▶ MATERIAL PROVIDED:
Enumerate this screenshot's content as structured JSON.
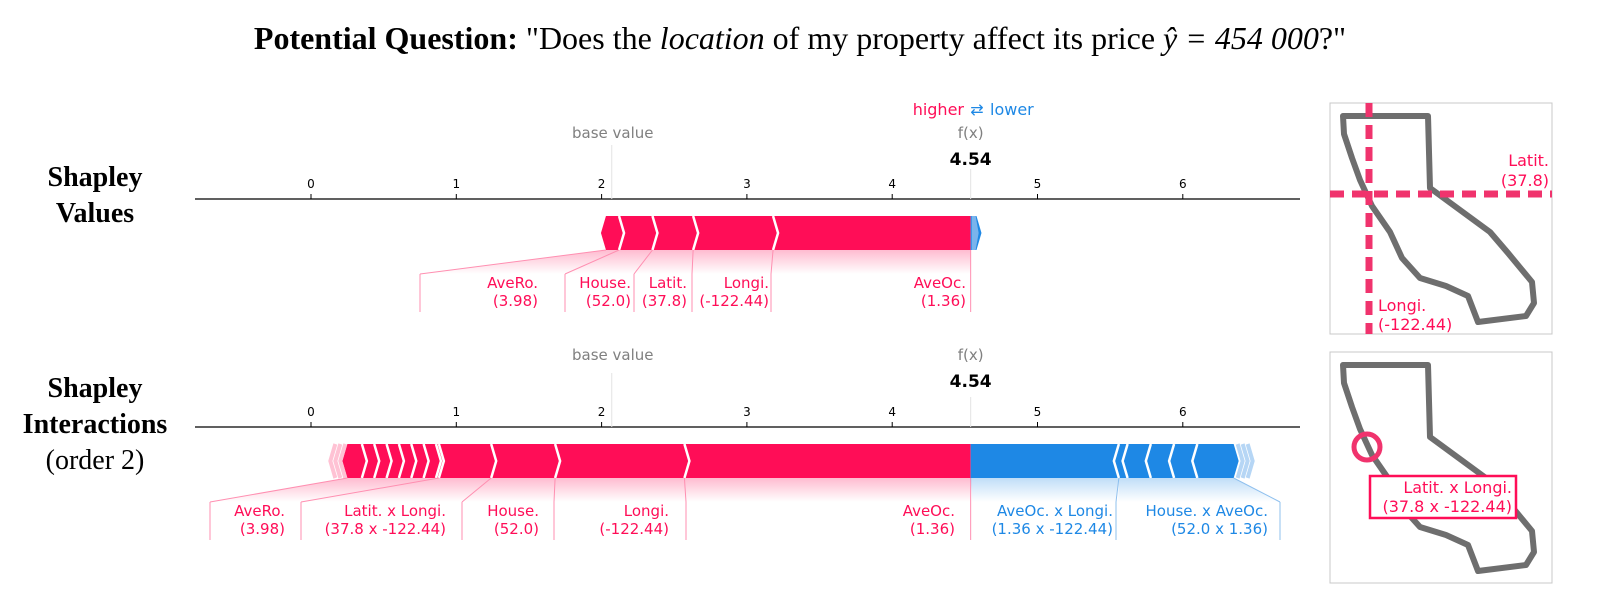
{
  "title": {
    "bold": "Potential Question:",
    "pre": "\"Does the ",
    "italic": "location",
    "post": " of my property affect its price ",
    "math": "ŷ = 454 000",
    "end": "?\""
  },
  "row_labels": {
    "shapley": [
      "Shapley",
      "Values"
    ],
    "interactions": [
      "Shapley",
      "Interactions",
      "(order 2)"
    ]
  },
  "legend": {
    "higher": "higher",
    "lower": "lower",
    "arrows": "⇄"
  },
  "colors": {
    "positive": "#ff0d57",
    "negative": "#1e88e5",
    "axis": "#000000",
    "muted": "#808080",
    "map": "#6e6e6e"
  },
  "chart_data": [
    {
      "type": "force_plot",
      "name": "Shapley Values",
      "base_value_label": "base value",
      "fx_label": "f(x)",
      "output_value": 4.54,
      "output_label": "4.54",
      "base_value": 2.07,
      "xlim": [
        -0.8,
        6.8
      ],
      "ticks": [
        0,
        1,
        2,
        3,
        4,
        5,
        6
      ],
      "positive": [
        {
          "name": "AveRo.",
          "value": "(3.98)",
          "start": 2.03,
          "end": 2.12
        },
        {
          "name": "House.",
          "value": "(52.0)",
          "start": 2.12,
          "end": 2.35
        },
        {
          "name": "Latit.",
          "value": "(37.8)",
          "start": 2.35,
          "end": 2.63
        },
        {
          "name": "Longi.",
          "value": "(-122.44)",
          "start": 2.63,
          "end": 3.18
        },
        {
          "name": "AveOc.",
          "value": "(1.36)",
          "start": 3.18,
          "end": 4.54
        }
      ],
      "negative": [
        {
          "name": "",
          "value": "",
          "start": 4.54,
          "end": 4.58
        }
      ]
    },
    {
      "type": "force_plot",
      "name": "Shapley Interactions (order 2)",
      "base_value_label": "base value",
      "fx_label": "f(x)",
      "output_value": 4.54,
      "output_label": "4.54",
      "base_value": 2.07,
      "xlim": [
        -0.8,
        6.8
      ],
      "ticks": [
        0,
        1,
        2,
        3,
        4,
        5,
        6
      ],
      "positive": [
        {
          "name": "AveRo.",
          "value": "(3.98)",
          "start": 0.25,
          "end": 0.88
        },
        {
          "name": "Latit. x Longi.",
          "value": "(37.8 x -122.44)",
          "start": 0.88,
          "end": 1.24
        },
        {
          "name": "House.",
          "value": "(52.0)",
          "start": 1.24,
          "end": 1.68
        },
        {
          "name": "Longi.",
          "value": "(-122.44)",
          "start": 1.68,
          "end": 2.57
        },
        {
          "name": "AveOc.",
          "value": "(1.36)",
          "start": 2.57,
          "end": 4.54
        }
      ],
      "negative": [
        {
          "name": "AveOc. x Longi.",
          "value": "(1.36 x -122.44)",
          "start": 4.54,
          "end": 5.56
        },
        {
          "name": "House. x AveOc.",
          "value": "(52.0 x 1.36)",
          "start": 5.56,
          "end": 6.35
        }
      ]
    }
  ],
  "map1": {
    "lat_label": "Latit.",
    "lat_value": "(37.8)",
    "lon_label": "Longi.",
    "lon_value": "(-122.44)"
  },
  "map2": {
    "label": "Latit. x Longi.",
    "value": "(37.8 x -122.44)"
  }
}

▶ TO DO: Copy the material above in full and exactly, skipping pictures.

▶ SOLUTION TO THE EXERCISE:
Enumerate this screenshot's content as structured JSON.
{
  "title": {
    "bold": "Potential Question:",
    "pre": "\"Does the ",
    "italic": "location",
    "post": " of my property affect its price ",
    "math": "ŷ = 454 000",
    "end": "?\""
  },
  "row_labels": {
    "shapley": [
      "Shapley",
      "Values"
    ],
    "interactions": [
      "Shapley",
      "Interactions",
      "(order 2)"
    ]
  },
  "legend": {
    "higher": "higher",
    "lower": "lower",
    "arrows": "⇄"
  },
  "colors": {
    "positive": "#ff0d57",
    "negative": "#1e88e5",
    "axis": "#000000",
    "muted": "#808080",
    "map": "#6e6e6e"
  },
  "chart_data": [
    {
      "type": "force_plot",
      "name": "Shapley Values",
      "base_value_label": "base value",
      "fx_label": "f(x)",
      "output_value": 4.54,
      "output_label": "4.54",
      "base_value": 2.07,
      "xlim": [
        -0.8,
        6.8
      ],
      "ticks": [
        0,
        1,
        2,
        3,
        4,
        5,
        6
      ],
      "positive": [
        {
          "name": "AveRo.",
          "value": "(3.98)",
          "start": 2.03,
          "end": 2.12
        },
        {
          "name": "House.",
          "value": "(52.0)",
          "start": 2.12,
          "end": 2.35
        },
        {
          "name": "Latit.",
          "value": "(37.8)",
          "start": 2.35,
          "end": 2.63
        },
        {
          "name": "Longi.",
          "value": "(-122.44)",
          "start": 2.63,
          "end": 3.18
        },
        {
          "name": "AveOc.",
          "value": "(1.36)",
          "start": 3.18,
          "end": 4.54
        }
      ],
      "negative": [
        {
          "name": "",
          "value": "",
          "start": 4.54,
          "end": 4.58
        }
      ]
    },
    {
      "type": "force_plot",
      "name": "Shapley Interactions (order 2)",
      "base_value_label": "base value",
      "fx_label": "f(x)",
      "output_value": 4.54,
      "output_label": "4.54",
      "base_value": 2.07,
      "xlim": [
        -0.8,
        6.8
      ],
      "ticks": [
        0,
        1,
        2,
        3,
        4,
        5,
        6
      ],
      "positive": [
        {
          "name": "AveRo.",
          "value": "(3.98)",
          "start": 0.25,
          "end": 0.88
        },
        {
          "name": "Latit. x Longi.",
          "value": "(37.8 x -122.44)",
          "start": 0.88,
          "end": 1.24
        },
        {
          "name": "House.",
          "value": "(52.0)",
          "start": 1.24,
          "end": 1.68
        },
        {
          "name": "Longi.",
          "value": "(-122.44)",
          "start": 1.68,
          "end": 2.57
        },
        {
          "name": "AveOc.",
          "value": "(1.36)",
          "start": 2.57,
          "end": 4.54
        }
      ],
      "negative": [
        {
          "name": "AveOc. x Longi.",
          "value": "(1.36 x -122.44)",
          "start": 4.54,
          "end": 5.56
        },
        {
          "name": "House. x AveOc.",
          "value": "(52.0 x 1.36)",
          "start": 5.56,
          "end": 6.35
        }
      ]
    }
  ],
  "map1": {
    "lat_label": "Latit.",
    "lat_value": "(37.8)",
    "lon_label": "Longi.",
    "lon_value": "(-122.44)"
  },
  "map2": {
    "label": "Latit. x Longi.",
    "value": "(37.8 x -122.44)"
  }
}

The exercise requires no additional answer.